YOUR OBJECTIVE — Reading down the listing below, count the lines where the word "detergent" shows up, then give only that count.

DATASET EXCERPTS —
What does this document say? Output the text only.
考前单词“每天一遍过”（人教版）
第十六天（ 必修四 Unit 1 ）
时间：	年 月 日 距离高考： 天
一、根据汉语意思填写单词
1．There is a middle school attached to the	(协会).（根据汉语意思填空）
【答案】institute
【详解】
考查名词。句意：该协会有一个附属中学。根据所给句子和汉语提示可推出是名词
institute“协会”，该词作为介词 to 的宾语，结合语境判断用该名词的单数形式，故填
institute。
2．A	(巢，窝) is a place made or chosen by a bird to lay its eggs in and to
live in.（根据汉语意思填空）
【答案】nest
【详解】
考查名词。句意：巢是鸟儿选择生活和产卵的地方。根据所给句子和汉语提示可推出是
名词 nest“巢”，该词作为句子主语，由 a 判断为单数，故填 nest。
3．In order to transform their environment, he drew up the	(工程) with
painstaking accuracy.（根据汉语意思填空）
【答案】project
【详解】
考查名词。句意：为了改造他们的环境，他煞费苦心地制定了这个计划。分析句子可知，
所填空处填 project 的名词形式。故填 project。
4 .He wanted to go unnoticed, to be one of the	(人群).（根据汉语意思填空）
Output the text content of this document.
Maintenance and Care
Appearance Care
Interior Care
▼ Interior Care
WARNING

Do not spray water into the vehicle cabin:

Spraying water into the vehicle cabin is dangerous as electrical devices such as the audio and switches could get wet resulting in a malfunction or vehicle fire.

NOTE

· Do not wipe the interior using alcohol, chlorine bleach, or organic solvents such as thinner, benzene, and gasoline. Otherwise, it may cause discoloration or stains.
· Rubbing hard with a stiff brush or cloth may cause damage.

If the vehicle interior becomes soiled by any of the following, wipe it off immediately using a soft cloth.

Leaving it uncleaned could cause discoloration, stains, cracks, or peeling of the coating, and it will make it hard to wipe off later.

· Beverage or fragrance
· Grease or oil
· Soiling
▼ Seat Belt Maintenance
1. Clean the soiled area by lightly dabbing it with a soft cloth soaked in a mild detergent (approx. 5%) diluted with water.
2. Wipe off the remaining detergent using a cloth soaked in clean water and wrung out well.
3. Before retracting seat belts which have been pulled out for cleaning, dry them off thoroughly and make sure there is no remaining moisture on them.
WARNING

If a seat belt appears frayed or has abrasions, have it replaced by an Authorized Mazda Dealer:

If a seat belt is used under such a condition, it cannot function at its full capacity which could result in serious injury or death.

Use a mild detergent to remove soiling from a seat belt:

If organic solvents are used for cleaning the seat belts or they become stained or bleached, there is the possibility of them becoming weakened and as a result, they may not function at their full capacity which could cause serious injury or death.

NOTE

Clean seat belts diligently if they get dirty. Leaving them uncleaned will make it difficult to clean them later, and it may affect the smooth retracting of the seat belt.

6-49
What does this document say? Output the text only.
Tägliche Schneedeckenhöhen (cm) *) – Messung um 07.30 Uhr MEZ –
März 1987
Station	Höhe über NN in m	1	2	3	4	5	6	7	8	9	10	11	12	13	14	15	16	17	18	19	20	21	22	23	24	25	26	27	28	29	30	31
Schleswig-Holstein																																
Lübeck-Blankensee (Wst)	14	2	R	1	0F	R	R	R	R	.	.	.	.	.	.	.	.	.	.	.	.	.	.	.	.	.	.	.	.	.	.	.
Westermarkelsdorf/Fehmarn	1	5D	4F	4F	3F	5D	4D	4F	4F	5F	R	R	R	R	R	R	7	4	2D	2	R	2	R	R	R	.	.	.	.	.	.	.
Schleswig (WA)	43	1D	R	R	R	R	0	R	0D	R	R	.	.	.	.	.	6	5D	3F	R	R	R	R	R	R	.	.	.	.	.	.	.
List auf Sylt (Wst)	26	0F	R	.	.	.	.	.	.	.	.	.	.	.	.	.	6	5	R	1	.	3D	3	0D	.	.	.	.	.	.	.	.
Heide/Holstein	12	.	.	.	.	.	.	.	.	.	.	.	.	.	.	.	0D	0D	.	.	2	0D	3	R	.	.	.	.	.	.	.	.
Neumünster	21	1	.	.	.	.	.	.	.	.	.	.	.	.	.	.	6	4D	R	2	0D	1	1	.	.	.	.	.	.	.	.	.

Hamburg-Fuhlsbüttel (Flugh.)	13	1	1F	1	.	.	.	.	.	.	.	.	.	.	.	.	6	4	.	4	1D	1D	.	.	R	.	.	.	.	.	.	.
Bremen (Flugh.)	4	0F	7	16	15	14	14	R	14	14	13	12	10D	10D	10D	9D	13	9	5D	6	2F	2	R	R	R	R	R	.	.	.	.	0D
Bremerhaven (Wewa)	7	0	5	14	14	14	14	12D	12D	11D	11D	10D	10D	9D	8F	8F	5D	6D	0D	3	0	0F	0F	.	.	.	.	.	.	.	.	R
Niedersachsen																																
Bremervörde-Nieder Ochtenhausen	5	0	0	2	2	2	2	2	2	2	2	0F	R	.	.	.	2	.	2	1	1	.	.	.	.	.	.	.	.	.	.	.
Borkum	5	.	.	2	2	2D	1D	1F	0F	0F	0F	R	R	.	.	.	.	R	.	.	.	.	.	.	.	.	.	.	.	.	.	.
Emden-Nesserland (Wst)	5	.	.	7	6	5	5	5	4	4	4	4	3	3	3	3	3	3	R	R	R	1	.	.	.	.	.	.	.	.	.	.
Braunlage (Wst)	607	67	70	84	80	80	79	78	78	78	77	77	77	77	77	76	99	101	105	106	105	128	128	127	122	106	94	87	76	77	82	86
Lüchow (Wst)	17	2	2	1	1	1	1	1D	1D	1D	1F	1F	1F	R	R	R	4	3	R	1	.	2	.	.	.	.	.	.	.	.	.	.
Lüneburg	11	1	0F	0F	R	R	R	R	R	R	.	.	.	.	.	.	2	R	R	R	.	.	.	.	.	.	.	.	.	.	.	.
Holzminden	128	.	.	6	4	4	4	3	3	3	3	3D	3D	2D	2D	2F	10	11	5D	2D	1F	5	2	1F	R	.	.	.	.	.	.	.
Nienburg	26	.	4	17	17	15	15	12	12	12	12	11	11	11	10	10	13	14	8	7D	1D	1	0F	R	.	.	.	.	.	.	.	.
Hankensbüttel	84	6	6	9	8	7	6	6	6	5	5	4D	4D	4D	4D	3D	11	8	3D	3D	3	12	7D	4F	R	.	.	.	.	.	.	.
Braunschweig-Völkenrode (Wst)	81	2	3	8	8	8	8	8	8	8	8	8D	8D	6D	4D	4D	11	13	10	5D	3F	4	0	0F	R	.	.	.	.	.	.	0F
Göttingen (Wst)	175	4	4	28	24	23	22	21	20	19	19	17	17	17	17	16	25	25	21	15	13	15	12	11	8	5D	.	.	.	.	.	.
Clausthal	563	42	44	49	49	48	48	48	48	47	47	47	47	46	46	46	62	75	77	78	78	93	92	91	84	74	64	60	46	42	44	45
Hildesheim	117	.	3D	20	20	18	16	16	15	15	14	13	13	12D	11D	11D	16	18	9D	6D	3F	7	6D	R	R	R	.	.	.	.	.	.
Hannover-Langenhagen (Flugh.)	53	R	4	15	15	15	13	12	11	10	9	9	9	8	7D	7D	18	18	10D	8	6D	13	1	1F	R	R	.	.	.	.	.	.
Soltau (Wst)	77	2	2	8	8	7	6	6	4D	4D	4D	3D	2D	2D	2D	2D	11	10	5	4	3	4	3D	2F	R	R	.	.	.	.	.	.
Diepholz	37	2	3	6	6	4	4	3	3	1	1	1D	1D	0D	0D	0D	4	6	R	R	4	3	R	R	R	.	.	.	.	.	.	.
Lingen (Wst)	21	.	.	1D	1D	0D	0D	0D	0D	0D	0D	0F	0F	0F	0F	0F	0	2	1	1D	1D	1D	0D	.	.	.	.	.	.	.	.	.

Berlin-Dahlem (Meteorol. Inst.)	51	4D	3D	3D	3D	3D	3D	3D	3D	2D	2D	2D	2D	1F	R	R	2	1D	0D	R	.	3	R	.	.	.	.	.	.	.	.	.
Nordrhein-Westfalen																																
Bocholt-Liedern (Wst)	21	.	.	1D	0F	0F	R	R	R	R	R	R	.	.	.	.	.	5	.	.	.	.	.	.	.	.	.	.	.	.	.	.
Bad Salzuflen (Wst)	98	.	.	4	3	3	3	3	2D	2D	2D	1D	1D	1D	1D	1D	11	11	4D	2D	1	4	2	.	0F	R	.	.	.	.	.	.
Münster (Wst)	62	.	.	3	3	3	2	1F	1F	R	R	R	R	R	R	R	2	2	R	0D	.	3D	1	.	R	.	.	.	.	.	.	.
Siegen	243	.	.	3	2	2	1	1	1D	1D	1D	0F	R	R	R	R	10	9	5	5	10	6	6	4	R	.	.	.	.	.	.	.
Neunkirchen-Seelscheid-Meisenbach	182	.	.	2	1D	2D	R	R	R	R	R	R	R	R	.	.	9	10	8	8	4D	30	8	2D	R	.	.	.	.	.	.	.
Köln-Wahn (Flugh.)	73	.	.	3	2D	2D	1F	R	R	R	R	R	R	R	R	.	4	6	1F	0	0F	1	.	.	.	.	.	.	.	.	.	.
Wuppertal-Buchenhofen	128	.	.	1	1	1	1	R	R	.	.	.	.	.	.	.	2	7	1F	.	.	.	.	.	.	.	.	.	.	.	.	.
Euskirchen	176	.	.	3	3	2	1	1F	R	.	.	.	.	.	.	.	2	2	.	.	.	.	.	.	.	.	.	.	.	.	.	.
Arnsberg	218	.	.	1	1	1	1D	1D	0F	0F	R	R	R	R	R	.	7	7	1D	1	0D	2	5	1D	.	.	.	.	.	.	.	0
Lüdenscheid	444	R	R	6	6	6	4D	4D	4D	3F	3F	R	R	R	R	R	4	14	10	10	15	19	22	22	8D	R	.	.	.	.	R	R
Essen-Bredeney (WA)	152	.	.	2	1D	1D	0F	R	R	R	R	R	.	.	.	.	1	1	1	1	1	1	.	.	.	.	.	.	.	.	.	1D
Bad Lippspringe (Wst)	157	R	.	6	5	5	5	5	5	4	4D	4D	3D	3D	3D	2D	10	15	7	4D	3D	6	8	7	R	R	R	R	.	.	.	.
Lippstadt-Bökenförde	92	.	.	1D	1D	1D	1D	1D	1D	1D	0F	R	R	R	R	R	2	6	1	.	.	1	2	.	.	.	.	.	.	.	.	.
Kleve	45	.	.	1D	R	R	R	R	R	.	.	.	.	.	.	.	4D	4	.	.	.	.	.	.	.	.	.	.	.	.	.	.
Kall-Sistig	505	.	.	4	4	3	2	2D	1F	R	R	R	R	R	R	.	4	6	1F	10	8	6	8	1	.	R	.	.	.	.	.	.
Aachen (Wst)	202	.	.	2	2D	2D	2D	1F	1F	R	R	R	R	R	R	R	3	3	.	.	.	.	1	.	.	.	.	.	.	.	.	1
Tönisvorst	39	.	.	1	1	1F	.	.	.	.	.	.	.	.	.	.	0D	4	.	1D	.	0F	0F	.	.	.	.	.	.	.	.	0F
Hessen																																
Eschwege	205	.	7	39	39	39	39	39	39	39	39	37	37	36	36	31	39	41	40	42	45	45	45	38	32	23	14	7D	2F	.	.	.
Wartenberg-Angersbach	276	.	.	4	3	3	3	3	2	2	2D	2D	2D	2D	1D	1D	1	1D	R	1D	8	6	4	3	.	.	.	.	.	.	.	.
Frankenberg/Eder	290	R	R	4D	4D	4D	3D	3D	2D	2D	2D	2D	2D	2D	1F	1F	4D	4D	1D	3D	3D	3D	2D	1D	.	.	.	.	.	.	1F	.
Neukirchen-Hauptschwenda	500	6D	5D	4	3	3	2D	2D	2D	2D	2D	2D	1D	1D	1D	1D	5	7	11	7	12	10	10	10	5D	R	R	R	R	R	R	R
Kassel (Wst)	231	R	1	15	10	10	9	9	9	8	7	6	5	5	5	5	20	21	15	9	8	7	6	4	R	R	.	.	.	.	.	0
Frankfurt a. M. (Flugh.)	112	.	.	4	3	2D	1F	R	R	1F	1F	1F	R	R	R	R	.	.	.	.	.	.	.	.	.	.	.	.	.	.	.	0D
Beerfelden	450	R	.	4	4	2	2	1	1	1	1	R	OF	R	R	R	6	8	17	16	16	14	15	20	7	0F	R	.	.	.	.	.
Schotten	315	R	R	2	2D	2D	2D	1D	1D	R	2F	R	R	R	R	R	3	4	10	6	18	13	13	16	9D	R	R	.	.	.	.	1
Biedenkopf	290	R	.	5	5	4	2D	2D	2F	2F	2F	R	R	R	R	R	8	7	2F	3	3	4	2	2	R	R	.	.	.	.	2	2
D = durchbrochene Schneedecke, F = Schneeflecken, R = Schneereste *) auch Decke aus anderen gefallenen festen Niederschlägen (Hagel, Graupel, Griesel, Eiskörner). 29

TASK SOLUTION — 3